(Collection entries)
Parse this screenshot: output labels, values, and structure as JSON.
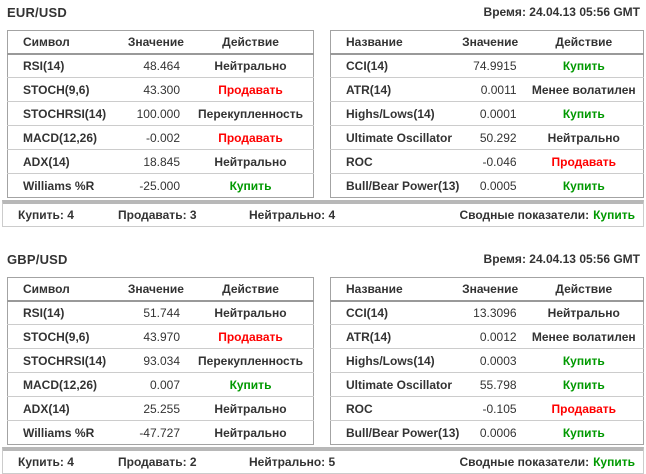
{
  "colors": {
    "buy": "#009900",
    "sell": "#ff0000",
    "text": "#333333"
  },
  "sections": [
    {
      "pair": "EUR/USD",
      "time_label": "Время: 24.04.13 05:56 GMT",
      "left_table": {
        "headers": [
          "Символ",
          "Значение",
          "Действие"
        ],
        "rows": [
          {
            "name": "RSI(14)",
            "value": "48.464",
            "action": "Нейтрально",
            "action_type": "neutral"
          },
          {
            "name": "STOCH(9,6)",
            "value": "43.300",
            "action": "Продавать",
            "action_type": "sell"
          },
          {
            "name": "STOCHRSI(14)",
            "value": "100.000",
            "action": "Перекупленность",
            "action_type": "neutral"
          },
          {
            "name": "MACD(12,26)",
            "value": "-0.002",
            "action": "Продавать",
            "action_type": "sell"
          },
          {
            "name": "ADX(14)",
            "value": "18.845",
            "action": "Нейтрально",
            "action_type": "neutral"
          },
          {
            "name": "Williams %R",
            "value": "-25.000",
            "action": "Купить",
            "action_type": "buy"
          }
        ]
      },
      "right_table": {
        "headers": [
          "Название",
          "Значение",
          "Действие"
        ],
        "rows": [
          {
            "name": "CCI(14)",
            "value": "74.9915",
            "action": "Купить",
            "action_type": "buy"
          },
          {
            "name": "ATR(14)",
            "value": "0.0011",
            "action": "Менее волатилен",
            "action_type": "neutral"
          },
          {
            "name": "Highs/Lows(14)",
            "value": "0.0001",
            "action": "Купить",
            "action_type": "buy"
          },
          {
            "name": "Ultimate Oscillator",
            "value": "50.292",
            "action": "Нейтрально",
            "action_type": "neutral"
          },
          {
            "name": "ROC",
            "value": "-0.046",
            "action": "Продавать",
            "action_type": "sell"
          },
          {
            "name": "Bull/Bear Power(13)",
            "value": "0.0005",
            "action": "Купить",
            "action_type": "buy"
          }
        ]
      },
      "summary": {
        "buy_label": "Купить: 4",
        "sell_label": "Продавать: 3",
        "neutral_label": "Нейтрально: 4",
        "overall_label": "Сводные показатели:",
        "overall_value": "Купить",
        "overall_type": "buy"
      }
    },
    {
      "pair": "GBP/USD",
      "time_label": "Время: 24.04.13 05:56 GMT",
      "left_table": {
        "headers": [
          "Символ",
          "Значение",
          "Действие"
        ],
        "rows": [
          {
            "name": "RSI(14)",
            "value": "51.744",
            "action": "Нейтрально",
            "action_type": "neutral"
          },
          {
            "name": "STOCH(9,6)",
            "value": "43.970",
            "action": "Продавать",
            "action_type": "sell"
          },
          {
            "name": "STOCHRSI(14)",
            "value": "93.034",
            "action": "Перекупленность",
            "action_type": "neutral"
          },
          {
            "name": "MACD(12,26)",
            "value": "0.007",
            "action": "Купить",
            "action_type": "buy"
          },
          {
            "name": "ADX(14)",
            "value": "25.255",
            "action": "Нейтрально",
            "action_type": "neutral"
          },
          {
            "name": "Williams %R",
            "value": "-47.727",
            "action": "Нейтрально",
            "action_type": "neutral"
          }
        ]
      },
      "right_table": {
        "headers": [
          "Название",
          "Значение",
          "Действие"
        ],
        "rows": [
          {
            "name": "CCI(14)",
            "value": "13.3096",
            "action": "Нейтрально",
            "action_type": "neutral"
          },
          {
            "name": "ATR(14)",
            "value": "0.0012",
            "action": "Менее волатилен",
            "action_type": "neutral"
          },
          {
            "name": "Highs/Lows(14)",
            "value": "0.0003",
            "action": "Купить",
            "action_type": "buy"
          },
          {
            "name": "Ultimate Oscillator",
            "value": "55.798",
            "action": "Купить",
            "action_type": "buy"
          },
          {
            "name": "ROC",
            "value": "-0.105",
            "action": "Продавать",
            "action_type": "sell"
          },
          {
            "name": "Bull/Bear Power(13)",
            "value": "0.0006",
            "action": "Купить",
            "action_type": "buy"
          }
        ]
      },
      "summary": {
        "buy_label": "Купить: 4",
        "sell_label": "Продавать: 2",
        "neutral_label": "Нейтрально: 5",
        "overall_label": "Сводные показатели:",
        "overall_value": "Купить",
        "overall_type": "buy"
      }
    }
  ]
}
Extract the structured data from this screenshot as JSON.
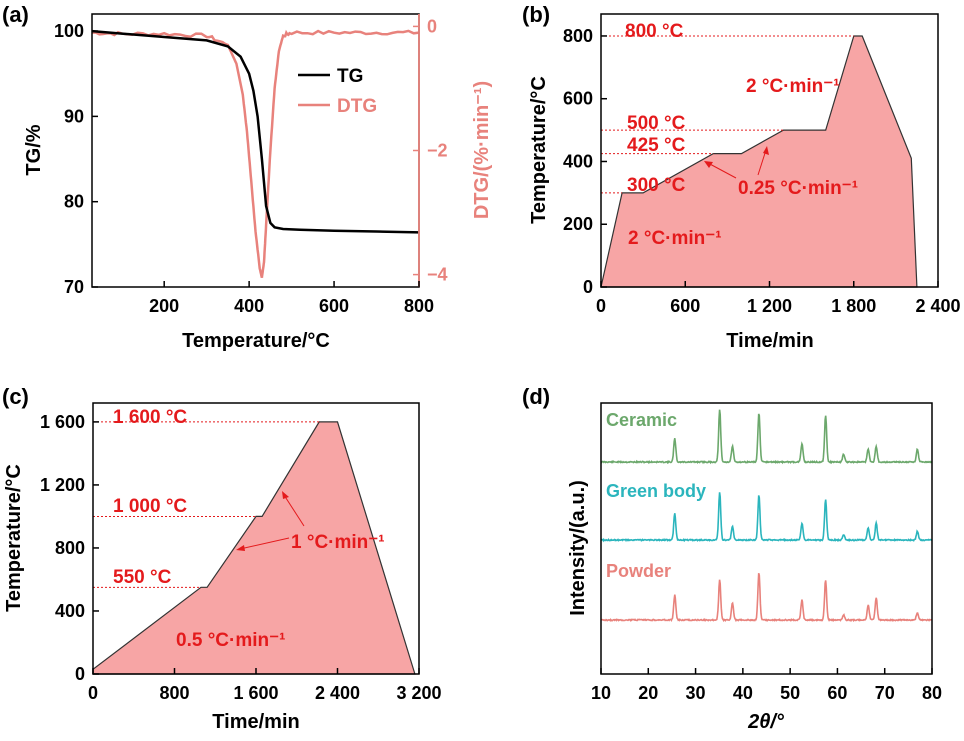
{
  "colors": {
    "tg": "#000000",
    "dtg": "#e8827c",
    "annotation": "#e41a1c",
    "fill": "#f7a5a5",
    "ceramic": "#6ca86c",
    "green_body": "#2bb5bd",
    "powder": "#e8827c"
  },
  "chart_data": [
    {
      "panel": "(a)",
      "type": "line",
      "xlabel": "Temperature/°C",
      "ylabel": "TG/%",
      "y2label": "DTG/(%·min⁻¹)",
      "xlim": [
        30,
        800
      ],
      "ylim": [
        70,
        102
      ],
      "y2lim": [
        -4.2,
        0.2
      ],
      "xticks": [
        "200",
        "400",
        "600",
        "800"
      ],
      "yticks": [
        "70",
        "80",
        "90",
        "100"
      ],
      "y2ticks": [
        "0",
        "−2",
        "−4"
      ],
      "legend": [
        "TG",
        "DTG"
      ],
      "series": [
        {
          "name": "TG",
          "axis": "left",
          "x": [
            30,
            100,
            200,
            300,
            350,
            380,
            400,
            410,
            420,
            430,
            440,
            450,
            460,
            480,
            520,
            600,
            700,
            800
          ],
          "y": [
            100,
            99.7,
            99.3,
            98.9,
            98.2,
            97,
            95,
            93,
            90,
            85,
            79.5,
            77.5,
            77,
            76.8,
            76.7,
            76.6,
            76.5,
            76.4
          ]
        },
        {
          "name": "DTG",
          "axis": "right",
          "x": [
            30,
            100,
            200,
            300,
            350,
            370,
            385,
            395,
            405,
            415,
            425,
            430,
            435,
            440,
            450,
            460,
            470,
            480,
            500,
            600,
            700,
            800
          ],
          "y": [
            -0.1,
            -0.12,
            -0.12,
            -0.15,
            -0.3,
            -0.6,
            -1.1,
            -1.7,
            -2.5,
            -3.3,
            -3.9,
            -4.05,
            -3.8,
            -3.2,
            -2.0,
            -1.0,
            -0.4,
            -0.15,
            -0.1,
            -0.1,
            -0.1,
            -0.1
          ]
        }
      ]
    },
    {
      "panel": "(b)",
      "type": "area",
      "xlabel": "Time/min",
      "ylabel": "Temperature/°C",
      "xlim": [
        0,
        2400
      ],
      "ylim": [
        0,
        870
      ],
      "xticks": [
        "0",
        "600",
        "1 200",
        "1 800",
        "2 400"
      ],
      "xtick_values": [
        0,
        600,
        1200,
        1800,
        2400
      ],
      "yticks": [
        "0",
        "200",
        "400",
        "600",
        "800"
      ],
      "ytick_values": [
        0,
        200,
        400,
        600,
        800
      ],
      "x": [
        0,
        150,
        300,
        800,
        1000,
        1300,
        1600,
        1800,
        1860,
        2210,
        2250
      ],
      "y": [
        0,
        300,
        300,
        425,
        425,
        500,
        500,
        800,
        800,
        410,
        0
      ],
      "reference_lines": [
        800,
        500,
        425,
        300
      ],
      "annotations": [
        "800 °C",
        "500 °C",
        "425 °C",
        "300 °C",
        "2 °C·min⁻¹",
        "0.25 °C·min⁻¹",
        "2 °C·min⁻¹"
      ]
    },
    {
      "panel": "(c)",
      "type": "area",
      "xlabel": "Time/min",
      "ylabel": "Temperature/°C",
      "xlim": [
        0,
        3200
      ],
      "ylim": [
        0,
        1720
      ],
      "xticks": [
        "0",
        "800",
        "1 600",
        "2 400",
        "3 200"
      ],
      "xtick_values": [
        0,
        800,
        1600,
        2400,
        3200
      ],
      "yticks": [
        "0",
        "400",
        "800",
        "1 200",
        "1 600"
      ],
      "ytick_values": [
        0,
        400,
        800,
        1200,
        1600
      ],
      "x": [
        0,
        1060,
        1120,
        1600,
        1660,
        2220,
        2400,
        3160
      ],
      "y": [
        30,
        550,
        550,
        1000,
        1000,
        1600,
        1600,
        0
      ],
      "reference_lines": [
        1600,
        1000,
        550
      ],
      "annotations": [
        "1 600 °C",
        "1 000 °C",
        "550 °C",
        "1 °C·min⁻¹",
        "0.5 °C·min⁻¹"
      ]
    },
    {
      "panel": "(d)",
      "type": "line",
      "xlabel": "2θ/°",
      "ylabel": "Intensity/(a.u.)",
      "xlim": [
        10,
        80
      ],
      "xticks": [
        "10",
        "20",
        "30",
        "40",
        "50",
        "60",
        "70",
        "80"
      ],
      "xtick_values": [
        10,
        20,
        30,
        40,
        50,
        60,
        70,
        80
      ],
      "peaks_2theta": [
        25.6,
        35.1,
        37.8,
        43.4,
        52.5,
        57.5,
        61.3,
        66.5,
        68.2,
        76.9
      ],
      "series": [
        {
          "name": "Ceramic",
          "relative_intensity": [
            0.45,
            1.0,
            0.3,
            0.95,
            0.35,
            0.9,
            0.15,
            0.25,
            0.3,
            0.25
          ]
        },
        {
          "name": "Green body",
          "relative_intensity": [
            0.55,
            1.0,
            0.3,
            0.95,
            0.35,
            0.85,
            0.12,
            0.25,
            0.35,
            0.18
          ]
        },
        {
          "name": "Powder",
          "relative_intensity": [
            0.5,
            0.8,
            0.35,
            0.95,
            0.4,
            0.8,
            0.1,
            0.3,
            0.45,
            0.15
          ]
        }
      ]
    }
  ]
}
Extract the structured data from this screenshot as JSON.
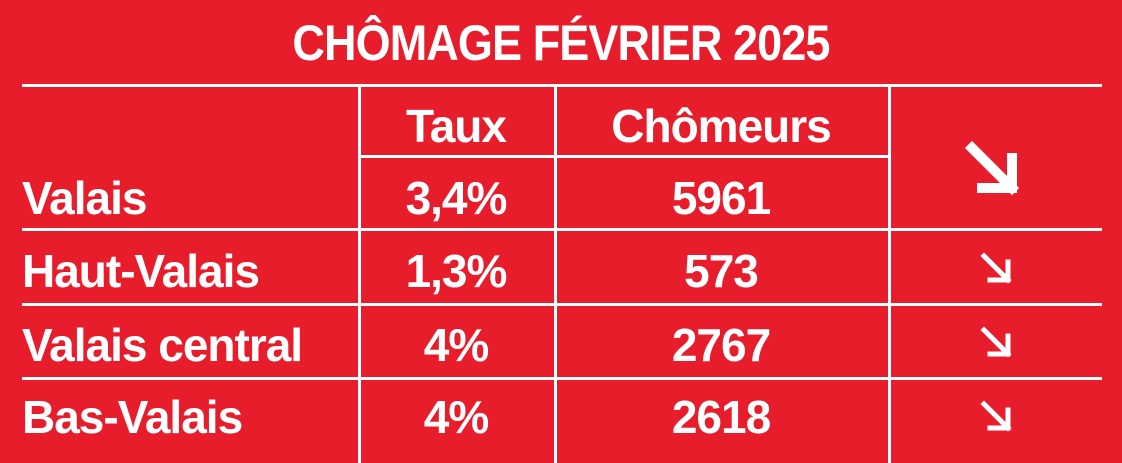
{
  "title": "CHÔMAGE FÉVRIER 2025",
  "header": {
    "region": "",
    "rate": "Taux",
    "unemployed": "Chômeurs"
  },
  "rows": [
    {
      "region": "Valais",
      "rate": "3,4%",
      "unemployed": "5961",
      "trend": "down"
    },
    {
      "region": "Haut-Valais",
      "rate": "1,3%",
      "unemployed": "573",
      "trend": "down"
    },
    {
      "region": "Valais central",
      "rate": "4%",
      "unemployed": "2767",
      "trend": "down"
    },
    {
      "region": "Bas-Valais",
      "rate": "4%",
      "unemployed": "2618",
      "trend": "down"
    }
  ],
  "icons": {
    "trend_big": "arrow-down-right-icon",
    "trend_small": "arrow-down-right-icon"
  },
  "colors": {
    "background": "#e81d2c",
    "text": "#ffffff",
    "lines": "#ffffff"
  }
}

BRIEF:
Gather and return every line that holds the string "Valais".

PROBLEM SOLUTION:
      "region": "Valais",
      "region": "Haut-Valais",
      "region": "Valais central",
      "region": "Bas-Valais",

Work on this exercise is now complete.